§ SOURCE EXCERPT
James Faulkner on Molins: a smoking opportunity?

4 mins. to read

There are certainly more interesting companies out there than Molins, which makes machinery for the tobacco industry. But this is certainly not a business that is about to go up in smoke. In fact, Molins might just be about to light up. The US Government is tightening regulations for tobacco smoke – and Molins just so happens to produce the instruments that do the testing, too.  

With a two-thirds market share, Molins is well positioned to harvest this upside. The investment case is topped off by strong tangible asset backing and an undemanding valuation. The recent strength of sterling is taking its toll, but this may provide an attractive entry point for new investors.

§ STATED GOAL A
From the Molins article, extract the passage starting at "4 mins. to read" and ending at "for new investors.", word for word.
§ STATED GOAL B
According to the Molins article, what does Molins make?
§ STATED GOAL C
Condense the paragraph of the Molins article that begins "With a two-thirds market share" into a short bulleted list that keeps its main facts.
These items have no connection to the Molins article.

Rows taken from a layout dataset
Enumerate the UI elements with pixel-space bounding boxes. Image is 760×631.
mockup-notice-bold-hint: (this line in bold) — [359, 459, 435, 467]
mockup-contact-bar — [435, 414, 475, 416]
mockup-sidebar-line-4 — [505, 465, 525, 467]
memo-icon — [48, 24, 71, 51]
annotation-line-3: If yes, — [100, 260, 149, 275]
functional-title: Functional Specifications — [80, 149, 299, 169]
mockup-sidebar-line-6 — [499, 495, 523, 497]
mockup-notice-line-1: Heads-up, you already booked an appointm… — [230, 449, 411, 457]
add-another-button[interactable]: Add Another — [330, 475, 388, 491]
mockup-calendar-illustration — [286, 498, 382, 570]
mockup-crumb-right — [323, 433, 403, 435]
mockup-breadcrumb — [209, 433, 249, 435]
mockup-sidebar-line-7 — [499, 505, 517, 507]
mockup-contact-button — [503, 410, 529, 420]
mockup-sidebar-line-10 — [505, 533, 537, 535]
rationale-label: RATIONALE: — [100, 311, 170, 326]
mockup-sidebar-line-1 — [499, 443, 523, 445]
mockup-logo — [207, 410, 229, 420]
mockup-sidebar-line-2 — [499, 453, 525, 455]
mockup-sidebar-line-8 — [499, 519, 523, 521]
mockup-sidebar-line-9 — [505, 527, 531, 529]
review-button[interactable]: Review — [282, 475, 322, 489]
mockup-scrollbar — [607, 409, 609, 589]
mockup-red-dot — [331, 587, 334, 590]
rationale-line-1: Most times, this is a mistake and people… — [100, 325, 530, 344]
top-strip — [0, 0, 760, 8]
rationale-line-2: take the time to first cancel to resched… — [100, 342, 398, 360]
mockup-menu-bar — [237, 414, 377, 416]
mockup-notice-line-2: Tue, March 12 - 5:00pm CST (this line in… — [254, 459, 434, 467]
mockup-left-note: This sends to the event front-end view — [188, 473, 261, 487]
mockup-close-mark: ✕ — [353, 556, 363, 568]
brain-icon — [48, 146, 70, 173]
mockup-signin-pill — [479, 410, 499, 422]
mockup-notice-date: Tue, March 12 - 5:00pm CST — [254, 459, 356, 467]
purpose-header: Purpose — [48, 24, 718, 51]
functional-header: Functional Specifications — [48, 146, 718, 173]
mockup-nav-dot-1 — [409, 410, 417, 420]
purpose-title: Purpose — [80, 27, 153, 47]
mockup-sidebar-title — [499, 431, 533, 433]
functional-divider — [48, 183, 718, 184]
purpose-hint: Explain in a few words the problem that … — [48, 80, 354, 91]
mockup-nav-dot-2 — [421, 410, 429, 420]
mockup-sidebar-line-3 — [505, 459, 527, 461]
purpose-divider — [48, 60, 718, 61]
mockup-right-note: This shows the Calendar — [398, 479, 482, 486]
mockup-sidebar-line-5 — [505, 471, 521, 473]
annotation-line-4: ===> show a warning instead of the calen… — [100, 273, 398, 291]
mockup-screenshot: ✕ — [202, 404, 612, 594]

§ FINISHED ANSWER A
4 mins. to read

There are certainly more interesting companies out there than Molins, which makes machinery for the tobacco industry. But this is certainly not a business that is about to go up in smoke. In fact, Molins might just be about to light up. The US Government is tightening regulations for tobacco smoke – and Molins just so happens to produce the instruments that do the testing, too.  

With a two-thirds market share, Molins is well positioned to harvest this upside. The investment case is topped off by strong tangible asset backing and an undemanding valuation. The recent strength of sterling is taking its toll, but this may provide an attractive entry point for new investors.

§ FINISHED ANSWER B
Machinery for the tobacco industry.

§ FINISHED ANSWER C
- Molins holds a two-thirds market share, placing it well to benefit from the upside.
- Strong tangible asset backing and an undemanding valuation support the investment case.
- Recent strength in sterling is taking its toll, which may give new investors an attractive entry point.